[Work instructions]: Below are records to transcribe exactly, without their pictures.

[Data for this task]:
========================================
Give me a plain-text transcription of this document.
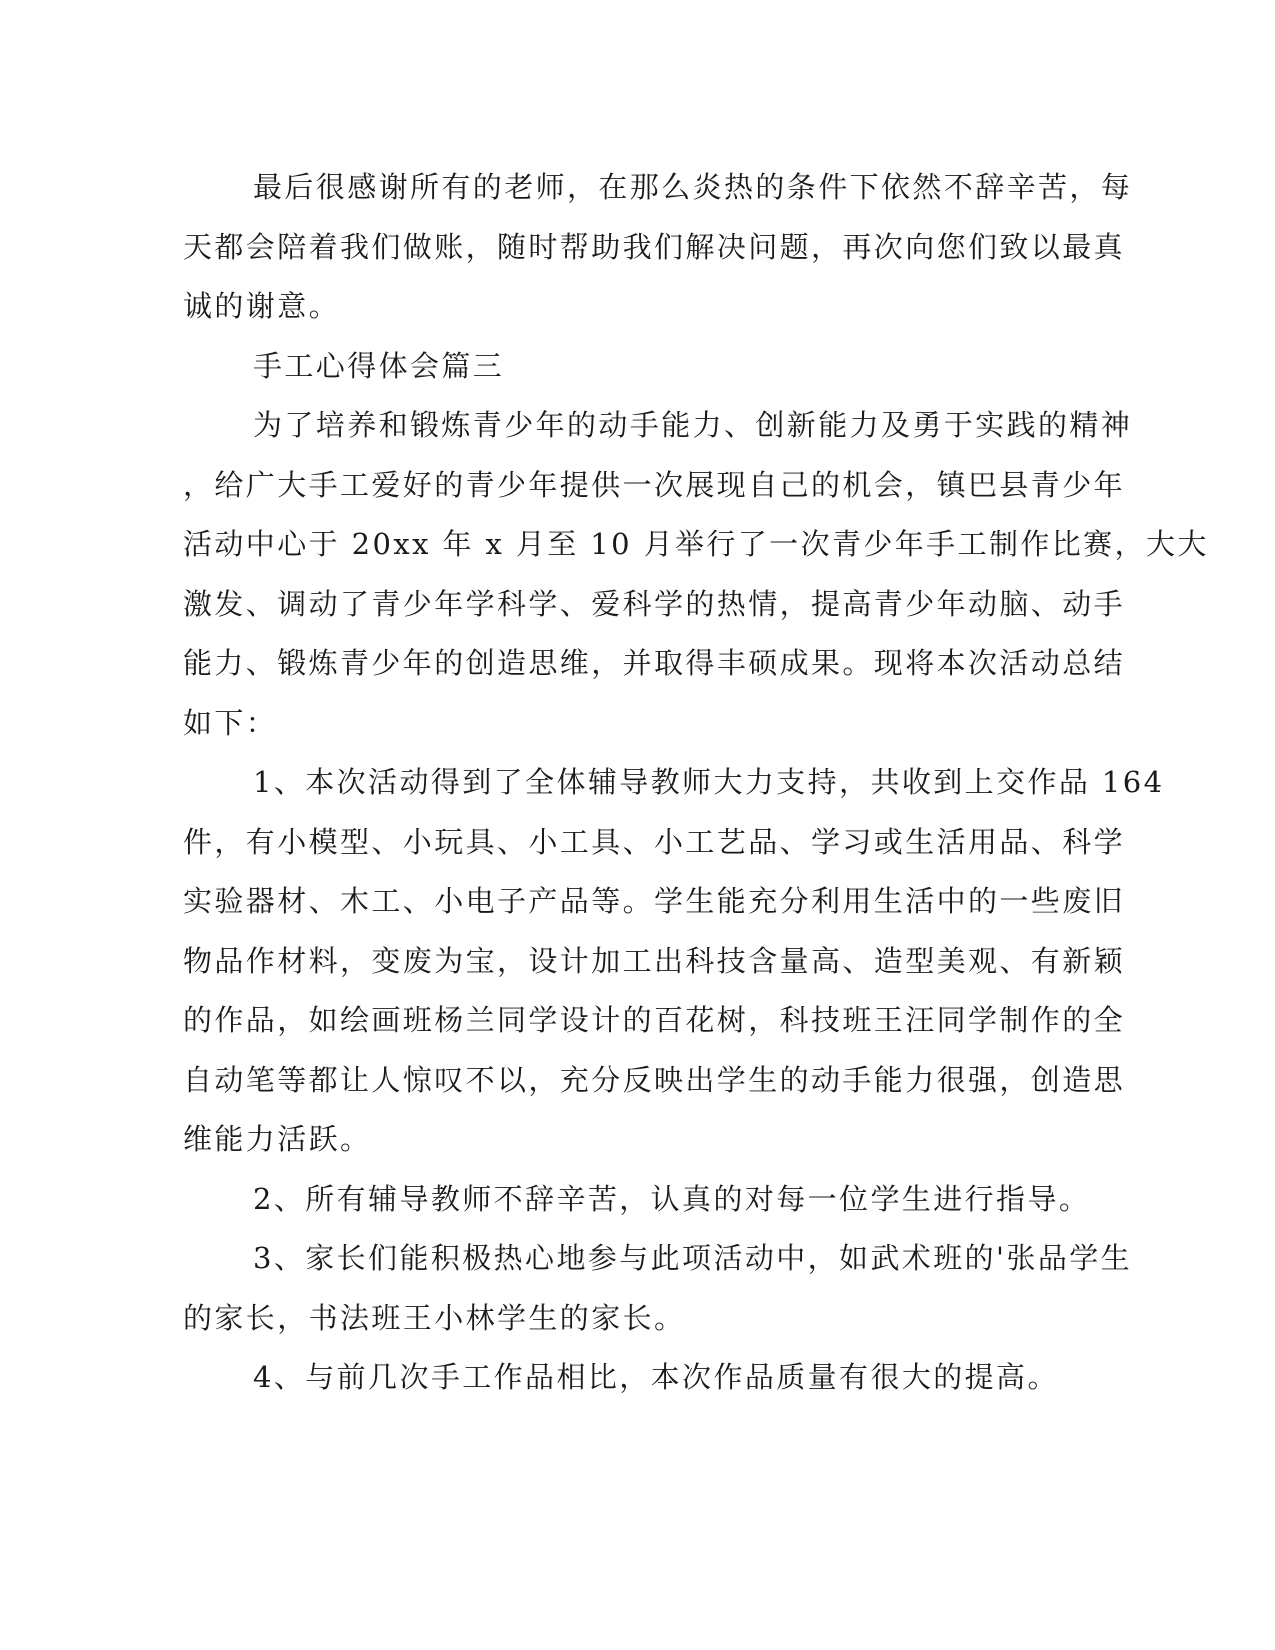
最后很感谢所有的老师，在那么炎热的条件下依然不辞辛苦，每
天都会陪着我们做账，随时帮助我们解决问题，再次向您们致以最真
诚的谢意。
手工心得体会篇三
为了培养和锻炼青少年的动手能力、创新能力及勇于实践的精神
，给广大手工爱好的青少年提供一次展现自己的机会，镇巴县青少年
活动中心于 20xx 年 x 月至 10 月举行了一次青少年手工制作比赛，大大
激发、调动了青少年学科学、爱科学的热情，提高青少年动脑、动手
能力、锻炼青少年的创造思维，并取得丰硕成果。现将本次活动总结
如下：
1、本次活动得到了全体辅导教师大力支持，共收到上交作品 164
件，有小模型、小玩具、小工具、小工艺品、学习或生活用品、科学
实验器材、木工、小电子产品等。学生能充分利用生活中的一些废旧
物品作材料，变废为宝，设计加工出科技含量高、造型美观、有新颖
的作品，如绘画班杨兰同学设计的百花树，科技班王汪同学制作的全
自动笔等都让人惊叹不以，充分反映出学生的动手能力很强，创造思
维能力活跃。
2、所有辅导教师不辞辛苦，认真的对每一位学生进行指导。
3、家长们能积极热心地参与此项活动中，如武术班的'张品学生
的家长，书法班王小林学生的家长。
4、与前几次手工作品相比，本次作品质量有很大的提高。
========================================
[Exercise result]:
Give me a plain-text transcription of this document.
最后很感谢所有的老师，在那么炎热的条件下依然不辞辛苦，每
天都会陪着我们做账，随时帮助我们解决问题，再次向您们致以最真
诚的谢意。
手工心得体会篇三
为了培养和锻炼青少年的动手能力、创新能力及勇于实践的精神
，给广大手工爱好的青少年提供一次展现自己的机会，镇巴县青少年
活动中心于 20xx 年 x 月至 10 月举行了一次青少年手工制作比赛，大大
激发、调动了青少年学科学、爱科学的热情，提高青少年动脑、动手
能力、锻炼青少年的创造思维，并取得丰硕成果。现将本次活动总结
如下：
1、本次活动得到了全体辅导教师大力支持，共收到上交作品 164
件，有小模型、小玩具、小工具、小工艺品、学习或生活用品、科学
实验器材、木工、小电子产品等。学生能充分利用生活中的一些废旧
物品作材料，变废为宝，设计加工出科技含量高、造型美观、有新颖
的作品，如绘画班杨兰同学设计的百花树，科技班王汪同学制作的全
自动笔等都让人惊叹不以，充分反映出学生的动手能力很强，创造思
维能力活跃。
2、所有辅导教师不辞辛苦，认真的对每一位学生进行指导。
3、家长们能积极热心地参与此项活动中，如武术班的'张品学生
的家长，书法班王小林学生的家长。
4、与前几次手工作品相比，本次作品质量有很大的提高。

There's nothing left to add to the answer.